**PROVIDED INFORMATION:**

------------

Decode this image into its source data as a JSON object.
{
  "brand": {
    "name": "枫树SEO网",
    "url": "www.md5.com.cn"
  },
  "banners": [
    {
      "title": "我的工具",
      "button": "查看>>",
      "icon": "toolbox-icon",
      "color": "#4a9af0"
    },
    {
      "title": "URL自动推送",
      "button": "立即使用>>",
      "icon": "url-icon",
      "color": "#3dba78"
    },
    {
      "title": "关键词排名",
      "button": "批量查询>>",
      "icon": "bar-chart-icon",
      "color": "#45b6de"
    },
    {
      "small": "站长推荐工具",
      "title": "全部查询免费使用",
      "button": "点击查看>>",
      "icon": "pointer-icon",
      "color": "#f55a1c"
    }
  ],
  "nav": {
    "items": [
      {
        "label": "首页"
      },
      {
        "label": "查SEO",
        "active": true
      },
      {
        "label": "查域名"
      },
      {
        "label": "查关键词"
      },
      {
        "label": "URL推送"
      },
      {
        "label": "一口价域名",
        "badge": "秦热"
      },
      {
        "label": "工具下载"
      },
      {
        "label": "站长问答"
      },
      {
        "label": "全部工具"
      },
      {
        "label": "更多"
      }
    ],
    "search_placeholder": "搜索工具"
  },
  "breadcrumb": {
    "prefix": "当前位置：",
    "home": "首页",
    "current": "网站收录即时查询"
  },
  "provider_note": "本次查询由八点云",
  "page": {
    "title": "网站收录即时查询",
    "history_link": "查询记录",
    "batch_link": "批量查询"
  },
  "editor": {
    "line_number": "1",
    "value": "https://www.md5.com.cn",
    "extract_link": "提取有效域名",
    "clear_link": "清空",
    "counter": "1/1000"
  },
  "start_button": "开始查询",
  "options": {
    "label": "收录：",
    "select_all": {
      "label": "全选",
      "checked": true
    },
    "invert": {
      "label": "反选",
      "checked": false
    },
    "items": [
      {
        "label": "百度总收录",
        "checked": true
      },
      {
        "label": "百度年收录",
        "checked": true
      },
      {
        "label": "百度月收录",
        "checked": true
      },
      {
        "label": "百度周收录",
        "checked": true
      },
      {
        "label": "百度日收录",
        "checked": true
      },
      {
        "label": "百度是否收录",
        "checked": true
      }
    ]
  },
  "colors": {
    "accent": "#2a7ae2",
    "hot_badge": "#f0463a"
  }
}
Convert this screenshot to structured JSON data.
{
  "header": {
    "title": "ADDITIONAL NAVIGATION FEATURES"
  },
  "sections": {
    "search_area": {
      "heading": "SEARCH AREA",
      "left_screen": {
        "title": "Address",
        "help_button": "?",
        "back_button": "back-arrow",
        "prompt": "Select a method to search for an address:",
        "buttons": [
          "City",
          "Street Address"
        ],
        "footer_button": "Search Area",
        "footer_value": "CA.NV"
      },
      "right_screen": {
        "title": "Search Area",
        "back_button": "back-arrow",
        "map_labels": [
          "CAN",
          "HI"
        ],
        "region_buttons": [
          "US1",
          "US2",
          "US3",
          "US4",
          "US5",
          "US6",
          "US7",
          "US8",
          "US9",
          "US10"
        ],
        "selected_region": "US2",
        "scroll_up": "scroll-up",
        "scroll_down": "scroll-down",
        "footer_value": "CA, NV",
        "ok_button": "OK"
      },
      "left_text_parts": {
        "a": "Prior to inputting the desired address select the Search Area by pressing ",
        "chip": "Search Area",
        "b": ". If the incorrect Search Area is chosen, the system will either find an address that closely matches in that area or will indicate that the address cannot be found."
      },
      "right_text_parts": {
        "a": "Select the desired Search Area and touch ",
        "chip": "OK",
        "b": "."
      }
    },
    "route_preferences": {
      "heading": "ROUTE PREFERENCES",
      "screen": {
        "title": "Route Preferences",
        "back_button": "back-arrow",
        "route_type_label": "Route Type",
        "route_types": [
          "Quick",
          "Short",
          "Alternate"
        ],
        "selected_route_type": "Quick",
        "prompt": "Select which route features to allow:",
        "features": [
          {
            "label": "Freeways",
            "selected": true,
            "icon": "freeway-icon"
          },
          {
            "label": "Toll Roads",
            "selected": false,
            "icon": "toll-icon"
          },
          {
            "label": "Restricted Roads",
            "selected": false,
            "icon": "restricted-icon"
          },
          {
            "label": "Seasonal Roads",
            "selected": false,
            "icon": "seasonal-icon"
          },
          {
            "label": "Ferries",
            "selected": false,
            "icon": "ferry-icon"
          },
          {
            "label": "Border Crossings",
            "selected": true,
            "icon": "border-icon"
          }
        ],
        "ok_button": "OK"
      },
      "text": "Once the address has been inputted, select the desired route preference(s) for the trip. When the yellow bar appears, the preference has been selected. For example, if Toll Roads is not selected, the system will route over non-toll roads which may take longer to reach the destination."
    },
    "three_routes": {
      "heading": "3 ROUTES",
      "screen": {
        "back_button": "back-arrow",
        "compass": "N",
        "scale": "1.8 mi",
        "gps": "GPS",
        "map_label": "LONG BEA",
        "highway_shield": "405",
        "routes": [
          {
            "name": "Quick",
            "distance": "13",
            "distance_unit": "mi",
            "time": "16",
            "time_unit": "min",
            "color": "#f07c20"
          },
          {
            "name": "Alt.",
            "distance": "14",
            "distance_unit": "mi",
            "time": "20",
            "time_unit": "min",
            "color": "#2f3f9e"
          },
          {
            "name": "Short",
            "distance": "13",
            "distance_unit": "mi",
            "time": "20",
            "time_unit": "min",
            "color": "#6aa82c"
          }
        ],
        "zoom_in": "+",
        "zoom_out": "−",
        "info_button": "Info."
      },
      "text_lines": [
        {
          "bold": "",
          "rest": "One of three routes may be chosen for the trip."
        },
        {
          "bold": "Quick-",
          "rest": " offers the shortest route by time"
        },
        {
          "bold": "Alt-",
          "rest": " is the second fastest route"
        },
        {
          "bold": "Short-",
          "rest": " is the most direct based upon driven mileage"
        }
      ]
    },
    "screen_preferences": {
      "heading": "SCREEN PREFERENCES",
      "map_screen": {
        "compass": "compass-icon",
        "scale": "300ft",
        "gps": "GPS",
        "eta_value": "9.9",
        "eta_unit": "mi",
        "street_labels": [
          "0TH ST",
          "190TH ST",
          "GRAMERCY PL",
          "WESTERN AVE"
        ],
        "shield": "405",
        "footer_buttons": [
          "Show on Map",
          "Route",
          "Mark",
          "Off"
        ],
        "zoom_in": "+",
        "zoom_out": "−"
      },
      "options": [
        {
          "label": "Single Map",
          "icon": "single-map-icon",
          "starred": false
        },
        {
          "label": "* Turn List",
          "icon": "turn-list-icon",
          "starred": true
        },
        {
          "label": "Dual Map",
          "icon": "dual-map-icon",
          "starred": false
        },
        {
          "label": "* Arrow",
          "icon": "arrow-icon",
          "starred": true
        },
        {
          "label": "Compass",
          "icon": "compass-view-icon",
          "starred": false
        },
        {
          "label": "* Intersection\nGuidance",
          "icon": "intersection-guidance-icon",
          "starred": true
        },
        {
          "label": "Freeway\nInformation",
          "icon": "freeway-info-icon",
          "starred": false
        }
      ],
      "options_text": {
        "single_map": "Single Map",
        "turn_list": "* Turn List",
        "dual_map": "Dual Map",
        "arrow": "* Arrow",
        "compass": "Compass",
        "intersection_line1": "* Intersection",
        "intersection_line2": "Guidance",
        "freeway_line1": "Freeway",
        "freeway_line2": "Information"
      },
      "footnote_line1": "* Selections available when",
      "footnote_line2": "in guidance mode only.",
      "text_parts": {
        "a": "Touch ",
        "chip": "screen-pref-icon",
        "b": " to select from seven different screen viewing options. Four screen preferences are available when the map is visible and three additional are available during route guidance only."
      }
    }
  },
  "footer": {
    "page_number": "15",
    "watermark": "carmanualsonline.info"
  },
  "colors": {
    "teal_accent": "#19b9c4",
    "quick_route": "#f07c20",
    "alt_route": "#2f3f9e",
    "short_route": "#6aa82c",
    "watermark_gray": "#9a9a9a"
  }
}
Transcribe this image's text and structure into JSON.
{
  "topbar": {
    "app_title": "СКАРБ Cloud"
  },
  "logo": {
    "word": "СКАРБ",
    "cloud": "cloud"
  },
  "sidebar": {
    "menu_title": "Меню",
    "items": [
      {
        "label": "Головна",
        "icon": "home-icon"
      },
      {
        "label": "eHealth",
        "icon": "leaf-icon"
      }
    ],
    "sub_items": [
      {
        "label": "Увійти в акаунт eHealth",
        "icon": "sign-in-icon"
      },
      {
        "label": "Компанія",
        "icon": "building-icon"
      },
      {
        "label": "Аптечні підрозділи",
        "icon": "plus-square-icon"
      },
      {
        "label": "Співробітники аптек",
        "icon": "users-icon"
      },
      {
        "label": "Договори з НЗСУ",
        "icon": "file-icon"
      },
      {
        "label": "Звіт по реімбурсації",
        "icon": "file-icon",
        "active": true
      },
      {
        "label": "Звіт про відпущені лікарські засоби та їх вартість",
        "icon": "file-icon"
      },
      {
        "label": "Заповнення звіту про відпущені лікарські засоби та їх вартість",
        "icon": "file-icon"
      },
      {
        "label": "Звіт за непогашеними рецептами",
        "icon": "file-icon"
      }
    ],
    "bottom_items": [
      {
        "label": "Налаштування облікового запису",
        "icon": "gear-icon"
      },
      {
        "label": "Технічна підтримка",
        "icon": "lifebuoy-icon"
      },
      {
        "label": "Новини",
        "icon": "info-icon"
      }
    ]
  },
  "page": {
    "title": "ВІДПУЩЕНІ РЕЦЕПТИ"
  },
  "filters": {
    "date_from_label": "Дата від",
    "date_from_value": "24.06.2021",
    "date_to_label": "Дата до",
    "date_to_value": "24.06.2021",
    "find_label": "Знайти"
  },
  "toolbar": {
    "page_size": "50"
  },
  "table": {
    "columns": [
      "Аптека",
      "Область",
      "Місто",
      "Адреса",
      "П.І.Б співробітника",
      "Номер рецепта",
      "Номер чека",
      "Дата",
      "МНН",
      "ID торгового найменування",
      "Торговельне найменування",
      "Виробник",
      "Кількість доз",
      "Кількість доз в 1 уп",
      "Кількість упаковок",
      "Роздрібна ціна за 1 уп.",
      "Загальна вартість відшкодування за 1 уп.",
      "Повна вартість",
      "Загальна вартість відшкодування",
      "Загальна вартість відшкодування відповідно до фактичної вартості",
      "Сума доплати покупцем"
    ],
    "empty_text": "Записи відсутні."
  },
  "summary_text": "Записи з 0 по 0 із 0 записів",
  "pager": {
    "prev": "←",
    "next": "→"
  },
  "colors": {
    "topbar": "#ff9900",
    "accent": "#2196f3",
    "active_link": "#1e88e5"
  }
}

------------

**WRITTEN PROBLEM:**
Within the listing above, copy each line that has the string "Записи".

**SOLUTION:**
    "empty_text": "Записи відсутні."
  "summary_text": "Записи з 0 по 0 із 0 записів",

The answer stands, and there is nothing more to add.